Find every line of the listing below where "heading" appears, and copy it.

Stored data
*-*-*

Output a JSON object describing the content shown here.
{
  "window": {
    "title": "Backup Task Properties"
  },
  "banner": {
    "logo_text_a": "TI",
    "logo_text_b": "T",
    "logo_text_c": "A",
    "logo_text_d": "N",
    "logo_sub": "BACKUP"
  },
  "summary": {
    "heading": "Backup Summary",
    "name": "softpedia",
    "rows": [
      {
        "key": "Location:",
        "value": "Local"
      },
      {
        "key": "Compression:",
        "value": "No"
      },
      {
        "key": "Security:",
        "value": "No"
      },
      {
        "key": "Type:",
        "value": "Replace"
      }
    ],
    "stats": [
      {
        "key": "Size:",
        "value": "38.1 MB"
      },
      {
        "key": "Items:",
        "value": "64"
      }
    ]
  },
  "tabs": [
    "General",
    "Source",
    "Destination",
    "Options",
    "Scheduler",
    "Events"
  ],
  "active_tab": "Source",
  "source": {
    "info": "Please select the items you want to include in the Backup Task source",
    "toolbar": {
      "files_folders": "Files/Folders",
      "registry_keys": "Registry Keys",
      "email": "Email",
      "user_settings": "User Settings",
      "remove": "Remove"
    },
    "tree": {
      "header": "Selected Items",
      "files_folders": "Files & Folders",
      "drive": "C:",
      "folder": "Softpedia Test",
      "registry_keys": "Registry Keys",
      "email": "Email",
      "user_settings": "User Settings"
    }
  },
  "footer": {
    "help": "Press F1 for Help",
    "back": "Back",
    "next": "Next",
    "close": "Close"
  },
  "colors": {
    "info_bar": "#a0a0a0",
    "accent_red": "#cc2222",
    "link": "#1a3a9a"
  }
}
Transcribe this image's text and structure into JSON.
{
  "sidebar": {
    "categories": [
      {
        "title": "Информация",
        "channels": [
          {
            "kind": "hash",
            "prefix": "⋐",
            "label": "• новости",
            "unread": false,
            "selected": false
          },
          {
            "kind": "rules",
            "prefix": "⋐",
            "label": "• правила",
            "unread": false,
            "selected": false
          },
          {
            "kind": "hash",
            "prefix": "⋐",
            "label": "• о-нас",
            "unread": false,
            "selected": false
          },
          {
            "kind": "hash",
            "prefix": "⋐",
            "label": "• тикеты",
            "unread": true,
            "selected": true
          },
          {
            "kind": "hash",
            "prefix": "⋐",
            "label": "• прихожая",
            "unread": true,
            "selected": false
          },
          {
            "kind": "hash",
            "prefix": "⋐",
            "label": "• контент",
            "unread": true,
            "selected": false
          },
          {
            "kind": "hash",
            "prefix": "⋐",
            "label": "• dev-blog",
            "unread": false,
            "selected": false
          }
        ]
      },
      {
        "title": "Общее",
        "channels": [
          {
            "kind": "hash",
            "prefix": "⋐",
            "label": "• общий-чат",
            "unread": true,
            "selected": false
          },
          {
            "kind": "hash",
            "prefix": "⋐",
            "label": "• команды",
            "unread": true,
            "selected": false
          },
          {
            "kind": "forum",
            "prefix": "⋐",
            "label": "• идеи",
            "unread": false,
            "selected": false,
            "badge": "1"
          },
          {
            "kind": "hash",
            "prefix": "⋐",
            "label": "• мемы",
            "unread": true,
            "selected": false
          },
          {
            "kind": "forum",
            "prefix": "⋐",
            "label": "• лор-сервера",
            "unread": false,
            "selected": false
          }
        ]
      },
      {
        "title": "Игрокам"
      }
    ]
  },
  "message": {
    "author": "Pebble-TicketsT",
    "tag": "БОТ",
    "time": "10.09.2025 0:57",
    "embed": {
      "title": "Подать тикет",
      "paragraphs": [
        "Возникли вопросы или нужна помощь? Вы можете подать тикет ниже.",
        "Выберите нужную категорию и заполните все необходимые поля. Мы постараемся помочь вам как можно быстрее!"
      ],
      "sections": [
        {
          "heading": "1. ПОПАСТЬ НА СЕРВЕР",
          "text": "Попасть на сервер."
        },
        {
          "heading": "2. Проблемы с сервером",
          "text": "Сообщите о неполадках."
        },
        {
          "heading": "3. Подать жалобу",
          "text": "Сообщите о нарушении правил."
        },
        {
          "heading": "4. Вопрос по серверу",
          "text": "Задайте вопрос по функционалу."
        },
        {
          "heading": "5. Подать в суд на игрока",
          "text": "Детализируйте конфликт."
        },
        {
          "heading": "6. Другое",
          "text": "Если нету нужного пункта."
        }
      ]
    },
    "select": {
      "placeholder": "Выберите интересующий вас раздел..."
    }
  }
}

*-*-*

#### Complete output
    "heading": "Backup Summary",
          "heading": "1. ПОПАСТЬ НА СЕРВЕР",
          "heading": "2. Проблемы с сервером",
          "heading": "3. Подать жалобу",
          "heading": "4. Вопрос по серверу",
          "heading": "5. Подать в суд на игрока",
          "heading": "6. Другое",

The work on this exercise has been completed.